• PROBLEM
Find every line containing the word "дату" in the records below; report only how many there are.
.....
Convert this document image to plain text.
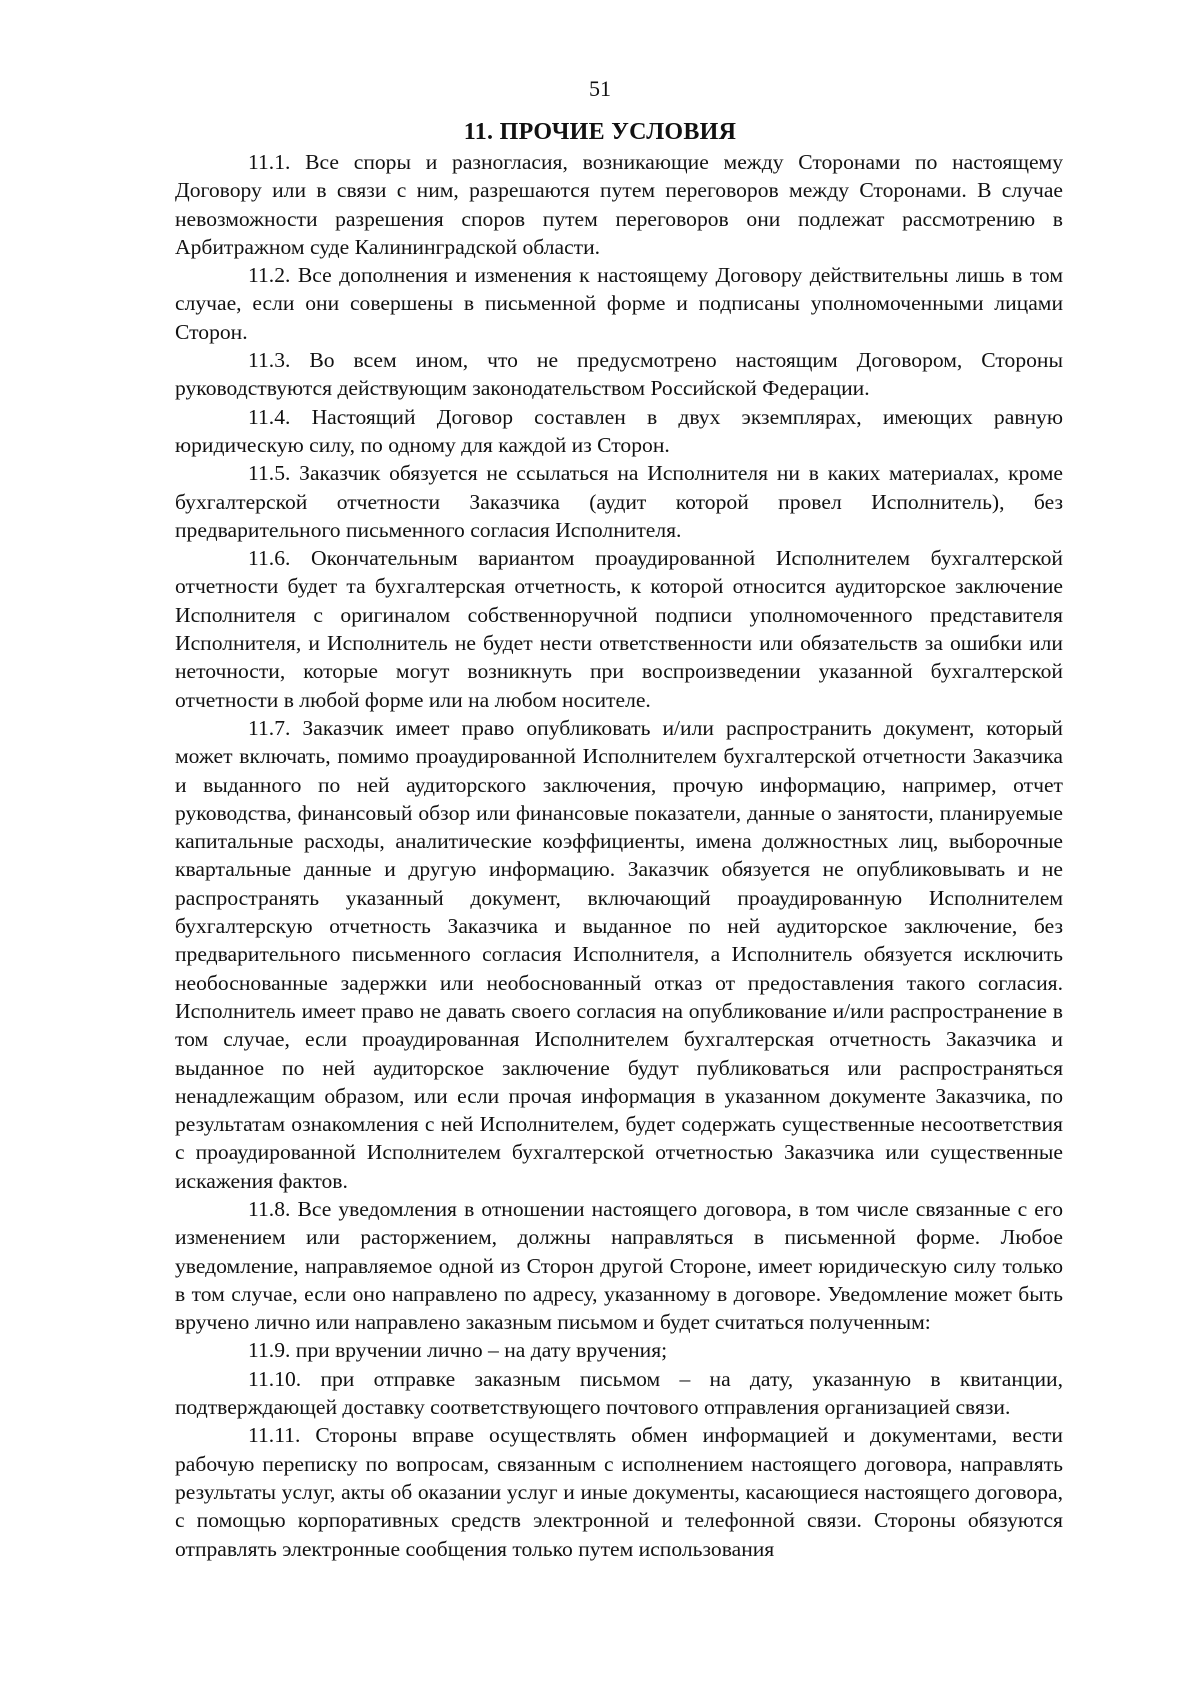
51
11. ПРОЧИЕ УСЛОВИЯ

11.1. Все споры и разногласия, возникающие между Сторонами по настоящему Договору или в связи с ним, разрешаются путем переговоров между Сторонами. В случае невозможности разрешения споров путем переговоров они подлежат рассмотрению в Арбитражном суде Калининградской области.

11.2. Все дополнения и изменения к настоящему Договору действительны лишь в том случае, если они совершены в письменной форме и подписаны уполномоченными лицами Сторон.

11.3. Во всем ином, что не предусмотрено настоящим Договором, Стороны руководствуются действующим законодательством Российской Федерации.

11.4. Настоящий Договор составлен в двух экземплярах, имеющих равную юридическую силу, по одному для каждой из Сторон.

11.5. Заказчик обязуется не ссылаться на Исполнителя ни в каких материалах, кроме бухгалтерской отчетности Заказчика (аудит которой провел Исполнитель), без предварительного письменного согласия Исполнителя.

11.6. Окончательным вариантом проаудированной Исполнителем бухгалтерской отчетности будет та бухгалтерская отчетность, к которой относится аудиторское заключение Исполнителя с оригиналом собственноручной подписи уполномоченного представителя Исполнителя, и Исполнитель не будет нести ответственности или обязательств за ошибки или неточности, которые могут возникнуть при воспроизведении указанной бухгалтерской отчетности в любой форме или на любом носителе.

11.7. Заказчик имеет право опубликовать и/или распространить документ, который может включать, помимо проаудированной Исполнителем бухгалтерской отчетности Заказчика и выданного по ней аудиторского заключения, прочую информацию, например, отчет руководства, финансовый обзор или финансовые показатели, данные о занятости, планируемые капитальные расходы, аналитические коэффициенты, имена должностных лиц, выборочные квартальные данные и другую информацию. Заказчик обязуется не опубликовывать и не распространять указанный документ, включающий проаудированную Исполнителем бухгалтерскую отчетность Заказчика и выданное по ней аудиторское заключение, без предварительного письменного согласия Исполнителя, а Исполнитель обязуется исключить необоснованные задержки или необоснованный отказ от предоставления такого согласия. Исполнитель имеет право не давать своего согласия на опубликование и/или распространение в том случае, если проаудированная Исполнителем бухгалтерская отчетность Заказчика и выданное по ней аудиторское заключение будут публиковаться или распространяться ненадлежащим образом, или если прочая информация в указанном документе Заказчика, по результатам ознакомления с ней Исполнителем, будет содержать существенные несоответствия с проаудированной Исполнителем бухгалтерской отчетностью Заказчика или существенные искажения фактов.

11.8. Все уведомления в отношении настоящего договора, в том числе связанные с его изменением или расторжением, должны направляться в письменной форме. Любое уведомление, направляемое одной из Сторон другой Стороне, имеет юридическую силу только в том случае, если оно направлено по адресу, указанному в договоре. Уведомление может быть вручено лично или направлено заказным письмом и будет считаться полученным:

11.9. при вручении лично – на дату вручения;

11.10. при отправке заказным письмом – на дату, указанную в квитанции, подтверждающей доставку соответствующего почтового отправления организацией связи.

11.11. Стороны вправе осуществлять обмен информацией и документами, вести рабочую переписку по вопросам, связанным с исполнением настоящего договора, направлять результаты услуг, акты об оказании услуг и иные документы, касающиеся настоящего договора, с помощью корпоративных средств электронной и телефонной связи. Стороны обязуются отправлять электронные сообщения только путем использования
.....
• WRITTEN ANSWER
2